# [Task instructions]
Pick out the lines below that contain the string "设计意图" and copy them all.

Records from a dataset:
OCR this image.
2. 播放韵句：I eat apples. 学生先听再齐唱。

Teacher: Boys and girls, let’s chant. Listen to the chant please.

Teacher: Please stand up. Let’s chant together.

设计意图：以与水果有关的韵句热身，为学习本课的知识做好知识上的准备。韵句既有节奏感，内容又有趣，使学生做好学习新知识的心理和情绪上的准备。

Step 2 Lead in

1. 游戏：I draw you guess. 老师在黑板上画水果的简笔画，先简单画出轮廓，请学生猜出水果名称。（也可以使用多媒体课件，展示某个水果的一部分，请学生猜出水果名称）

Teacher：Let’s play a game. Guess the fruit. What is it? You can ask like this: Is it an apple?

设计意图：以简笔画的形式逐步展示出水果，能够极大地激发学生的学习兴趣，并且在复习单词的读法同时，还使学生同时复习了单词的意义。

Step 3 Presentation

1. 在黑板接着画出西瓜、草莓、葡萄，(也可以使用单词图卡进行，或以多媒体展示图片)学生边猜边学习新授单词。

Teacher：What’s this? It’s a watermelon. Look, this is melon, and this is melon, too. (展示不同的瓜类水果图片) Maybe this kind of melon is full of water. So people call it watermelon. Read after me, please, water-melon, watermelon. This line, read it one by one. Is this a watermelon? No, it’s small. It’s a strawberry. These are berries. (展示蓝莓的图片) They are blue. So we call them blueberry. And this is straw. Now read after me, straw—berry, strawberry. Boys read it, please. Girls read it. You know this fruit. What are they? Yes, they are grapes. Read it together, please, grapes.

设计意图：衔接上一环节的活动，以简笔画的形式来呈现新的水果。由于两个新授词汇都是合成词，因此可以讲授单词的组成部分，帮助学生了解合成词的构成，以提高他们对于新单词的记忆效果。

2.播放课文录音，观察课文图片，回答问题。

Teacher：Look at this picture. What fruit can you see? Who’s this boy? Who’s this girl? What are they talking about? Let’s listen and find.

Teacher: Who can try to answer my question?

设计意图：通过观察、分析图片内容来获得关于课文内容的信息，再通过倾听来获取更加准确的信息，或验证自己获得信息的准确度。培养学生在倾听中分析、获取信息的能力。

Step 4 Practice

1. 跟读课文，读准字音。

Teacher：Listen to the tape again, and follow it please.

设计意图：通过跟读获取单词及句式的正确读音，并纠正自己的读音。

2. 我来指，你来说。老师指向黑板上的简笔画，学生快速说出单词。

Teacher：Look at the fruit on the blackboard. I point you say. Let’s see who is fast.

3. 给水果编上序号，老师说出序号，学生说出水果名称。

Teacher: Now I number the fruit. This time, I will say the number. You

# [Full output]
设计意图：以与水果有关的韵句热身，为学习本课的知识做好知识上的准备。韵句既有节奏感，内容又有趣，使学生做好学习新知识的心理和情绪上的准备。
设计意图：以简笔画的形式逐步展示出水果，能够极大地激发学生的学习兴趣，并且在复习单词的读法同时，还使学生同时复习了单词的意义。
设计意图：衔接上一环节的活动，以简笔画的形式来呈现新的水果。由于两个新授词汇都是合成词，因此可以讲授单词的组成部分，帮助学生了解合成词的构成，以提高他们对于新单词的记忆效果。
设计意图：通过观察、分析图片内容来获得关于课文内容的信息，再通过倾听来获取更加准确的信息，或验证自己获得信息的准确度。培养学生在倾听中分析、获取信息的能力。
设计意图：通过跟读获取单词及句式的正确读音，并纠正自己的读音。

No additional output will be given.